▸ GOAL
Copy nothing but the text: repeat each entry exactly and drop the images.

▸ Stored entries

## Begin

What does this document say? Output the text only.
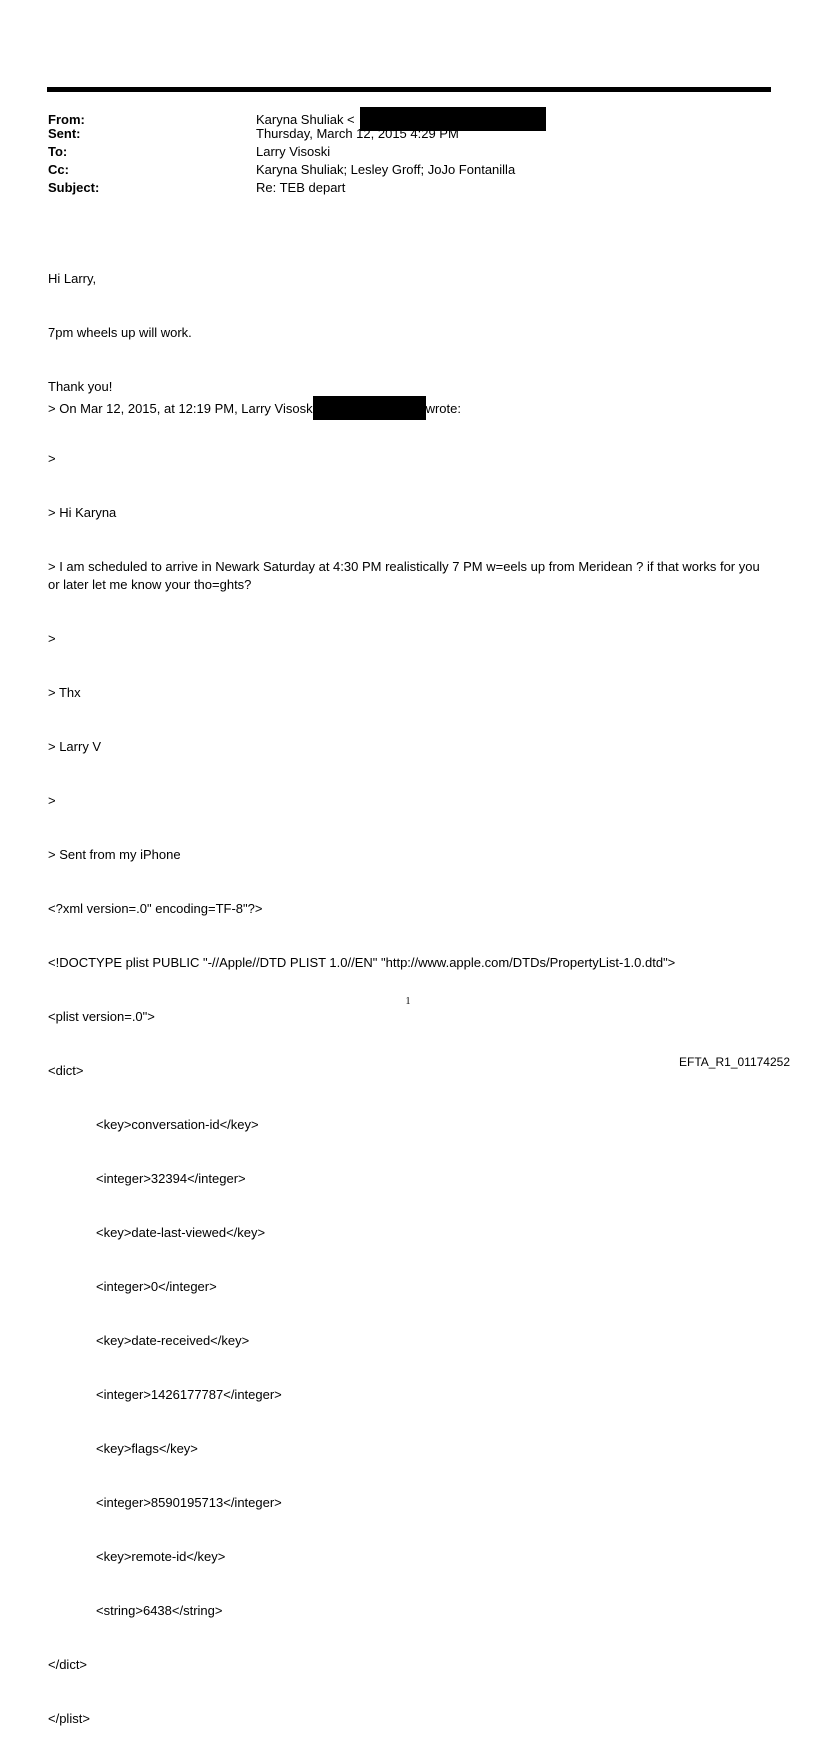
From:	Karyna Shuliak <
Sent:	Thursday, March 12, 2015 4:29 PM
To:	Larry Visoski
Cc:	Karyna Shuliak; Lesley Groff; JoJo Fontanilla
Subject:	Re: TEB depart

Hi Larry,

7pm wheels up will work.

Thank you!

> On Mar 12, 2015, at 12:19 PM, Larry Visosk	wrote:

>

> Hi Karyna

> I am scheduled to arrive in Newark Saturday at 4:30 PM realistically 7 PM w=eels up from Meridean ? if that works for you or later let me know your tho=ghts?

>

> Thx

> Larry V

>

> Sent from my iPhone

<?xml version=.0" encoding=TF-8"?>

<!DOCTYPE plist PUBLIC "-//Apple//DTD PLIST 1.0//EN" "http://www.apple.com/DTDs/PropertyList-1.0.dtd">

<plist version=.0">

<dict>

<key>conversation-id</key>

<integer>32394</integer>

<key>date-last-viewed</key>

<integer>0</integer>

<key>date-received</key>

<integer>1426177787</integer>

<key>flags</key>

<integer>8590195713</integer>

<key>remote-id</key>

<string>6438</string>

</dict>

</plist>

1
EFTA_R1_01174252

## End

▸ ANSWER IN FULL
What does this document say? Output the text only.
From:	Karyna Shuliak <
Sent:	Thursday, March 12, 2015 4:29 PM
To:	Larry Visoski
Cc:	Karyna Shuliak; Lesley Groff; JoJo Fontanilla
Subject:	Re: TEB depart

Hi Larry,

7pm wheels up will work.

Thank you!

> On Mar 12, 2015, at 12:19 PM, Larry Visosk	wrote:

>

> Hi Karyna

> I am scheduled to arrive in Newark Saturday at 4:30 PM realistically 7 PM w=eels up from Meridean ? if that works for you or later let me know your tho=ghts?

>

> Thx

> Larry V

>

> Sent from my iPhone

<?xml version=.0" encoding=TF-8"?>

<!DOCTYPE plist PUBLIC "-//Apple//DTD PLIST 1.0//EN" "http://www.apple.com/DTDs/PropertyList-1.0.dtd">

<plist version=.0">

<dict>

<key>conversation-id</key>

<integer>32394</integer>

<key>date-last-viewed</key>

<integer>0</integer>

<key>date-received</key>

<integer>1426177787</integer>

<key>flags</key>

<integer>8590195713</integer>

<key>remote-id</key>

<string>6438</string>

</dict>

</plist>

1
EFTA_R1_01174252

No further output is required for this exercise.